> _Supplied data_:

Content starts

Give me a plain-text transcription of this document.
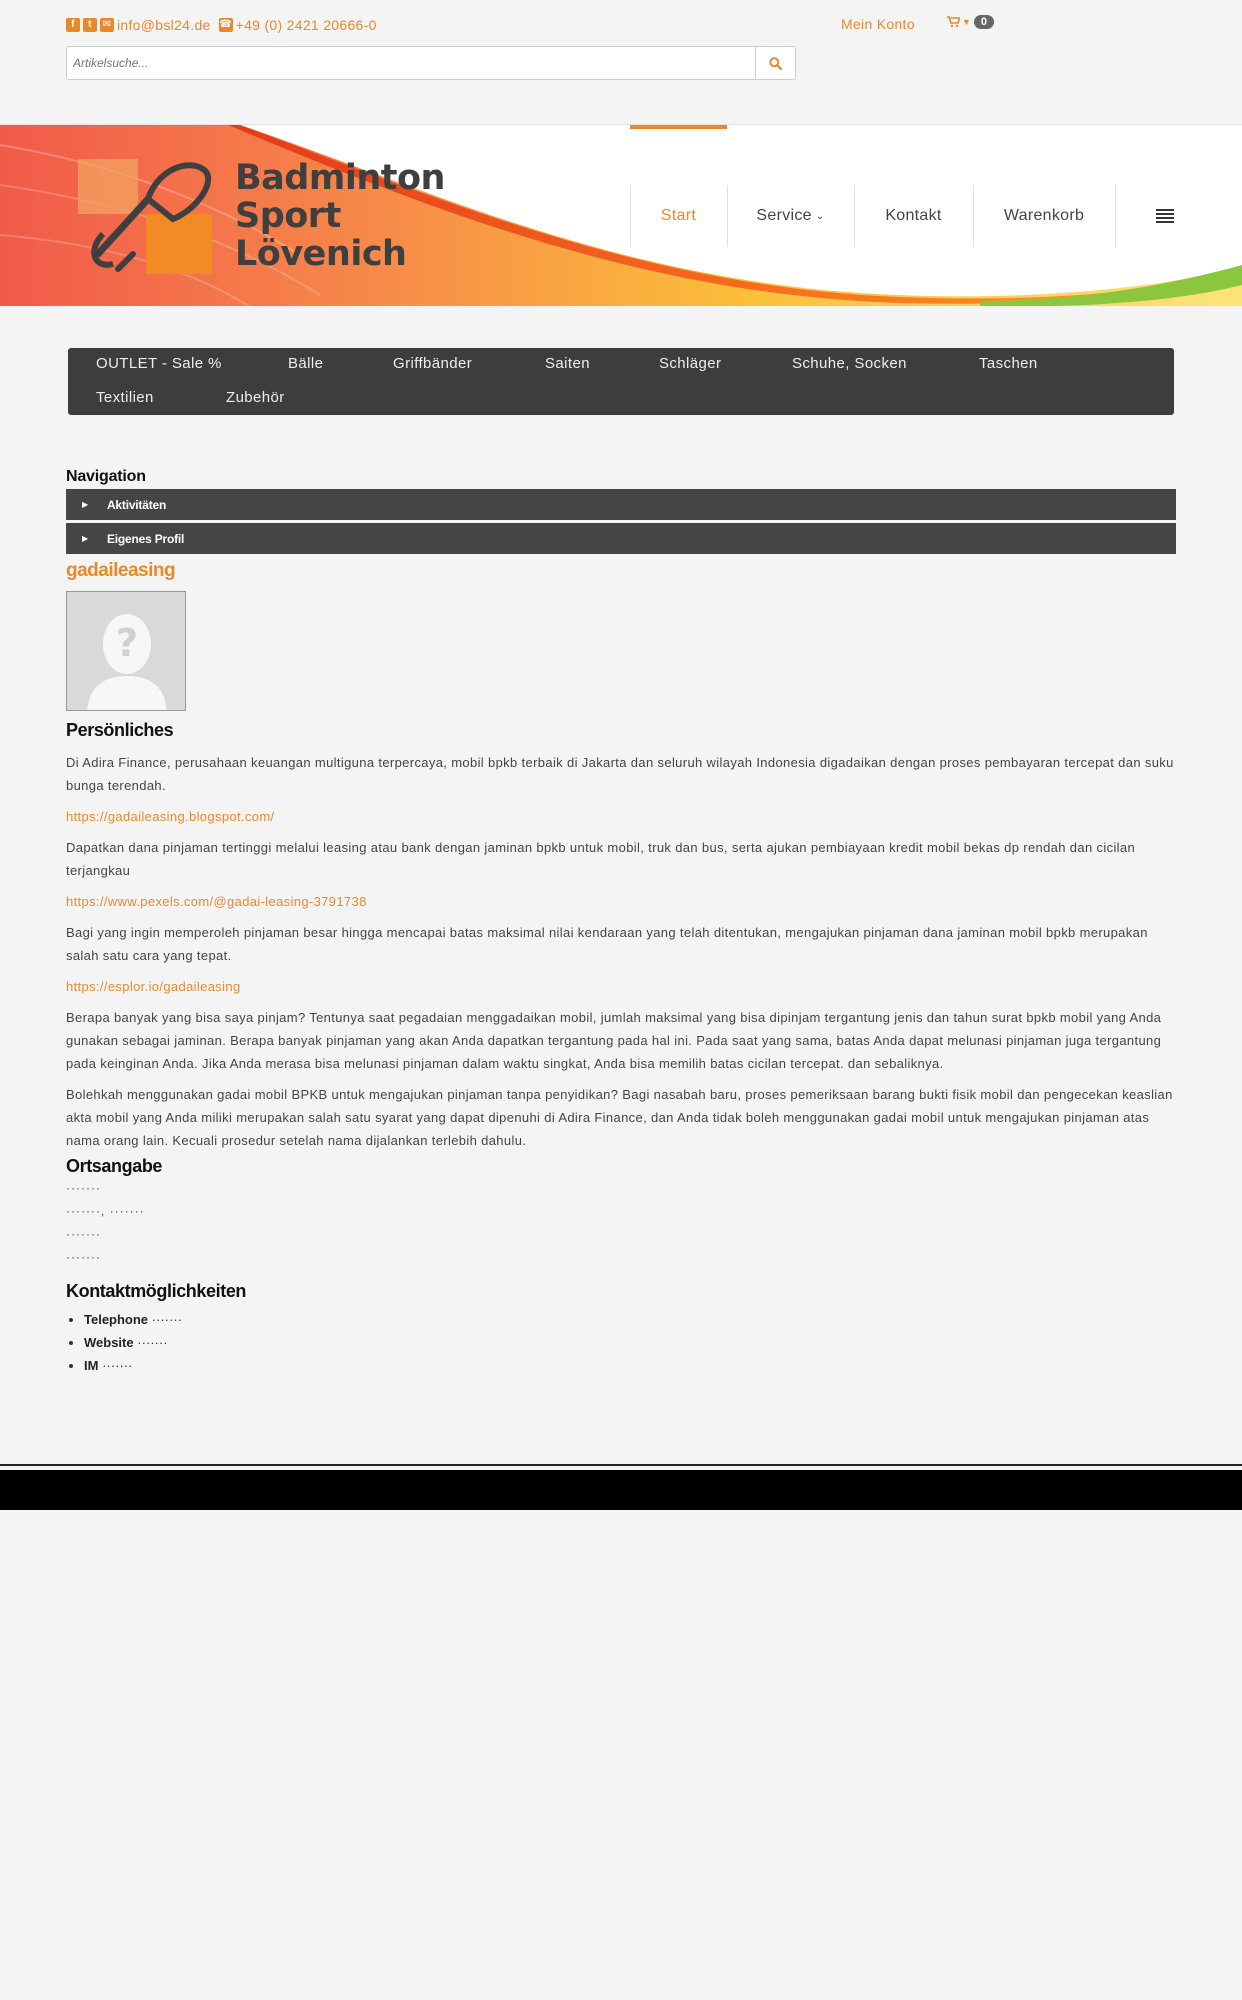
f	t	✉ info@bsl24.de ☎ +49 (0) 2421 20666-0	Mein Konto	▼ 0
Artikelsuche...
Badminton
Sport
Lövenich
Start	Service ⌄	Kontakt	Warenkorb
OUTLET - Sale %	Bälle	Griffbänder	Saiten	Schläger	Schuhe, Socken	Taschen
Textilien	Zubehör
Navigation
▶ Aktivitäten
▶ Eigenes Profil
gadaileasing
?
Persönliches

Di Adira Finance, perusahaan keuangan multiguna terpercaya, mobil bpkb terbaik di Jakarta dan seluruh wilayah Indonesia digadaikan dengan proses pembayaran tercepat dan suku bunga terendah.

https://gadaileasing.blogspot.com/

Dapatkan dana pinjaman tertinggi melalui leasing atau bank dengan jaminan bpkb untuk mobil, truk dan bus, serta ajukan pembiayaan kredit mobil bekas dp rendah dan cicilan terjangkau

https://www.pexels.com/@gadai-leasing-3791738

Bagi yang ingin memperoleh pinjaman besar hingga mencapai batas maksimal nilai kendaraan yang telah ditentukan, mengajukan pinjaman dana jaminan mobil bpkb merupakan salah satu cara yang tepat.

https://esplor.io/gadaileasing

Berapa banyak yang bisa saya pinjam? Tentunya saat pegadaian menggadaikan mobil, jumlah maksimal yang bisa dipinjam tergantung jenis dan tahun surat bpkb mobil yang Anda gunakan sebagai jaminan. Berapa banyak pinjaman yang akan Anda dapatkan tergantung pada hal ini. Pada saat yang sama, batas Anda dapat melunasi pinjaman juga tergantung pada keinginan Anda. Jika Anda merasa bisa melunasi pinjaman dalam waktu singkat, Anda bisa memilih batas cicilan tercepat. dan sebaliknya.

Bolehkah menggunakan gadai mobil BPKB untuk mengajukan pinjaman tanpa penyidikan? Bagi nasabah baru, proses pemeriksaan barang bukti fisik mobil dan pengecekan keaslian akta mobil yang Anda miliki merupakan salah satu syarat yang dapat dipenuhi di Adira Finance, dan Anda tidak boleh menggunakan gadai mobil untuk mengajukan pinjaman atas nama orang lain. Kecuali prosedur setelah nama dijalankan terlebih dahulu.

Ortsangabe
·······
·······, ·······
·······
·······
Kontaktmöglichkeiten
• Telephone ·······
• Website ·······
• IM ·······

Content ends

> _Action item_: Copy out all lines of the listing where the word "gadaileasing" appears.

> _Response below_:
gadaileasing
https://gadaileasing.blogspot.com/
https://esplor.io/gadaileasing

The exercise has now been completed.